* [INHOUD GEGEVENSSET]

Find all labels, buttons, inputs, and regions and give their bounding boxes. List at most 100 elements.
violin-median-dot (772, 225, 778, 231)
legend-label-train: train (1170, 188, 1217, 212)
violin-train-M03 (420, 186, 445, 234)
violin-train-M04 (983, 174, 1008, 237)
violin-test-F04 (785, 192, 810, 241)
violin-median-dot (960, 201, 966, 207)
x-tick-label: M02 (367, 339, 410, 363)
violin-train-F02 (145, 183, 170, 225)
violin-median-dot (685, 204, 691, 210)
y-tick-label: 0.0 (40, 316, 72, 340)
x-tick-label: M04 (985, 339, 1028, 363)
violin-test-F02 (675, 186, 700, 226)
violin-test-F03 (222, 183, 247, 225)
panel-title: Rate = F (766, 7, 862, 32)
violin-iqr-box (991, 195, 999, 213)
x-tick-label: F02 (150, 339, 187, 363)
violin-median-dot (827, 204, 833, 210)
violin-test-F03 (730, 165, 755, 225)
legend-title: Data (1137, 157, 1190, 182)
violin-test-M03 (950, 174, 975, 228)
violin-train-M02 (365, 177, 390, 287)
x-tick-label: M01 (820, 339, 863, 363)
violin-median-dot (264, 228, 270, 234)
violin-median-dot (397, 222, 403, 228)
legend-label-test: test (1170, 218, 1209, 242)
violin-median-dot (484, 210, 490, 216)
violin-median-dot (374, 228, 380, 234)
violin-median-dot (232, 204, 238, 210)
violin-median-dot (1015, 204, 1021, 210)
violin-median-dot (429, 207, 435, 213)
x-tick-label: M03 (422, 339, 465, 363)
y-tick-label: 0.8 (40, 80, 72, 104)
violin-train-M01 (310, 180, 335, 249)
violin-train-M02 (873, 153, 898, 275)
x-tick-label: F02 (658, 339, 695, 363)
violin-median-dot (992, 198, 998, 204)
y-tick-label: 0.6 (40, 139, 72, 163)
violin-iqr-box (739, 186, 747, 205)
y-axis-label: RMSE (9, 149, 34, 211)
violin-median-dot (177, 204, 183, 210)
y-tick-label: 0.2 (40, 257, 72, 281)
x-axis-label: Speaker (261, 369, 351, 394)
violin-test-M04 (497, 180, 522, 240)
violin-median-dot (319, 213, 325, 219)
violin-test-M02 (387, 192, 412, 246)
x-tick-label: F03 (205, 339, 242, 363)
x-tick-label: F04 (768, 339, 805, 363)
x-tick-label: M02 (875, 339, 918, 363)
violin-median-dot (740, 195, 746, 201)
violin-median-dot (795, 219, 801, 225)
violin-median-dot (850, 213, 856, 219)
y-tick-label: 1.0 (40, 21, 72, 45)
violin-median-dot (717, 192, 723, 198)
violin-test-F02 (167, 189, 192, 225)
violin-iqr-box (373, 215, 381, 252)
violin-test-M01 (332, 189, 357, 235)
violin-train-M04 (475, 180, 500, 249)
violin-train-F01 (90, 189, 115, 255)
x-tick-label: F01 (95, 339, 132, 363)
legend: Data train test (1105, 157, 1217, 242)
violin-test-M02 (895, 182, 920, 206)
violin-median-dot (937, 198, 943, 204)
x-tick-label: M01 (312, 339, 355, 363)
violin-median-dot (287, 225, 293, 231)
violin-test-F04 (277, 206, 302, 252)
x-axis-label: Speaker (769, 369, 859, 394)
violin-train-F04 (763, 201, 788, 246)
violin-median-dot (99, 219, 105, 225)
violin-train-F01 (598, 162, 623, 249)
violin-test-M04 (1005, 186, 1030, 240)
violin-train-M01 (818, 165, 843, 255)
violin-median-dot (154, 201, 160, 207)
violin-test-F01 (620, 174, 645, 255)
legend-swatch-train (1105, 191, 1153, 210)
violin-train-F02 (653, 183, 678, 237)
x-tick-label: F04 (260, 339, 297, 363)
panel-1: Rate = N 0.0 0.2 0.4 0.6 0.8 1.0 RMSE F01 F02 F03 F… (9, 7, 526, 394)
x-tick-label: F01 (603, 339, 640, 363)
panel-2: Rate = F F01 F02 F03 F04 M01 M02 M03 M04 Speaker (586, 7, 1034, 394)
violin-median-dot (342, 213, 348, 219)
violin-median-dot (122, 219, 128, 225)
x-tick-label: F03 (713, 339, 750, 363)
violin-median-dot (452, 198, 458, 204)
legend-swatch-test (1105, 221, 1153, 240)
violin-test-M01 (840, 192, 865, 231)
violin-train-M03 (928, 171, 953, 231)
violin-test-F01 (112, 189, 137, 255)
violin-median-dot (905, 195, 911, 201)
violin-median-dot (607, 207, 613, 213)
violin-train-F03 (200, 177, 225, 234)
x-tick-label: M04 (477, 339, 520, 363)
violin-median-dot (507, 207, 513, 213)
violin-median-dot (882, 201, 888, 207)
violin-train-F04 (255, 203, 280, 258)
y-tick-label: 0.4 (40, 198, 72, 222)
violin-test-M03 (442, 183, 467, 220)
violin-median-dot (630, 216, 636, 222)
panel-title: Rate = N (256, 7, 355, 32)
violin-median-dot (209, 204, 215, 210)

* [OPDRACHT] Neem alle rijen hierboven letterlijk en ongewijzigd over.

* [ANTWOORD]
Find all labels, buttons, inputs, and regions and give their bounding boxes. List at most 100 elements.
violin-median-dot (772, 225, 778, 231)
legend-label-train: train (1170, 188, 1217, 212)
violin-train-M03 (420, 186, 445, 234)
violin-train-M04 (983, 174, 1008, 237)
violin-test-F04 (785, 192, 810, 241)
violin-median-dot (960, 201, 966, 207)
x-tick-label: M02 (367, 339, 410, 363)
violin-train-F02 (145, 183, 170, 225)
violin-median-dot (685, 204, 691, 210)
y-tick-label: 0.0 (40, 316, 72, 340)
x-tick-label: M04 (985, 339, 1028, 363)
violin-test-F02 (675, 186, 700, 226)
violin-test-F03 (222, 183, 247, 225)
panel-title: Rate = F (766, 7, 862, 32)
violin-iqr-box (991, 195, 999, 213)
x-tick-label: F02 (150, 339, 187, 363)
violin-median-dot (827, 204, 833, 210)
violin-test-F03 (730, 165, 755, 225)
legend-title: Data (1137, 157, 1190, 182)
violin-test-M03 (950, 174, 975, 228)
violin-train-M02 (365, 177, 390, 287)
x-tick-label: M01 (820, 339, 863, 363)
violin-median-dot (264, 228, 270, 234)
violin-median-dot (397, 222, 403, 228)
legend-label-test: test (1170, 218, 1209, 242)
violin-median-dot (484, 210, 490, 216)
violin-median-dot (374, 228, 380, 234)
violin-median-dot (232, 204, 238, 210)
violin-median-dot (1015, 204, 1021, 210)
violin-median-dot (429, 207, 435, 213)
x-tick-label: M03 (422, 339, 465, 363)
y-tick-label: 0.8 (40, 80, 72, 104)
violin-train-M01 (310, 180, 335, 249)
violin-train-M02 (873, 153, 898, 275)
x-tick-label: F02 (658, 339, 695, 363)
violin-median-dot (992, 198, 998, 204)
y-tick-label: 0.6 (40, 139, 72, 163)
violin-iqr-box (739, 186, 747, 205)
y-axis-label: RMSE (9, 149, 34, 211)
violin-median-dot (177, 204, 183, 210)
y-tick-label: 0.2 (40, 257, 72, 281)
x-axis-label: Speaker (261, 369, 351, 394)
violin-test-M04 (497, 180, 522, 240)
violin-median-dot (319, 213, 325, 219)
violin-test-M02 (387, 192, 412, 246)
x-tick-label: F03 (205, 339, 242, 363)
x-tick-label: F04 (768, 339, 805, 363)
x-tick-label: M02 (875, 339, 918, 363)
violin-median-dot (740, 195, 746, 201)
violin-median-dot (795, 219, 801, 225)
violin-median-dot (850, 213, 856, 219)
y-tick-label: 1.0 (40, 21, 72, 45)
violin-median-dot (717, 192, 723, 198)
violin-test-F02 (167, 189, 192, 225)
violin-iqr-box (373, 215, 381, 252)
violin-test-M01 (332, 189, 357, 235)
violin-train-M04 (475, 180, 500, 249)
violin-train-F01 (90, 189, 115, 255)
x-tick-label: F01 (95, 339, 132, 363)
legend: Data train test (1105, 157, 1217, 242)
violin-test-M02 (895, 182, 920, 206)
violin-median-dot (937, 198, 943, 204)
x-tick-label: M01 (312, 339, 355, 363)
violin-median-dot (287, 225, 293, 231)
violin-test-F04 (277, 206, 302, 252)
x-axis-label: Speaker (769, 369, 859, 394)
violin-train-F04 (763, 201, 788, 246)
violin-median-dot (99, 219, 105, 225)
violin-train-F01 (598, 162, 623, 249)
violin-test-M04 (1005, 186, 1030, 240)
violin-train-M01 (818, 165, 843, 255)
violin-median-dot (154, 201, 160, 207)
violin-test-F01 (620, 174, 645, 255)
legend-swatch-train (1105, 191, 1153, 210)
violin-train-F02 (653, 183, 678, 237)
x-tick-label: F04 (260, 339, 297, 363)
panel-1: Rate = N 0.0 0.2 0.4 0.6 0.8 1.0 RMSE F01 F02 F03 F… (9, 7, 526, 394)
x-tick-label: F01 (603, 339, 640, 363)
panel-2: Rate = F F01 F02 F03 F04 M01 M02 M03 M04 Speaker (586, 7, 1034, 394)
violin-median-dot (342, 213, 348, 219)
violin-median-dot (122, 219, 128, 225)
x-tick-label: F03 (713, 339, 750, 363)
violin-median-dot (452, 198, 458, 204)
legend-swatch-test (1105, 221, 1153, 240)
violin-test-M01 (840, 192, 865, 231)
violin-train-M03 (928, 171, 953, 231)
violin-test-F01 (112, 189, 137, 255)
violin-median-dot (905, 195, 911, 201)
violin-median-dot (607, 207, 613, 213)
violin-train-F03 (200, 177, 225, 234)
x-tick-label: M04 (477, 339, 520, 363)
violin-median-dot (507, 207, 513, 213)
violin-median-dot (882, 201, 888, 207)
violin-train-F04 (255, 203, 280, 258)
y-tick-label: 0.4 (40, 198, 72, 222)
violin-test-M03 (442, 183, 467, 220)
violin-median-dot (630, 216, 636, 222)
panel-title: Rate = N (256, 7, 355, 32)
violin-median-dot (209, 204, 215, 210)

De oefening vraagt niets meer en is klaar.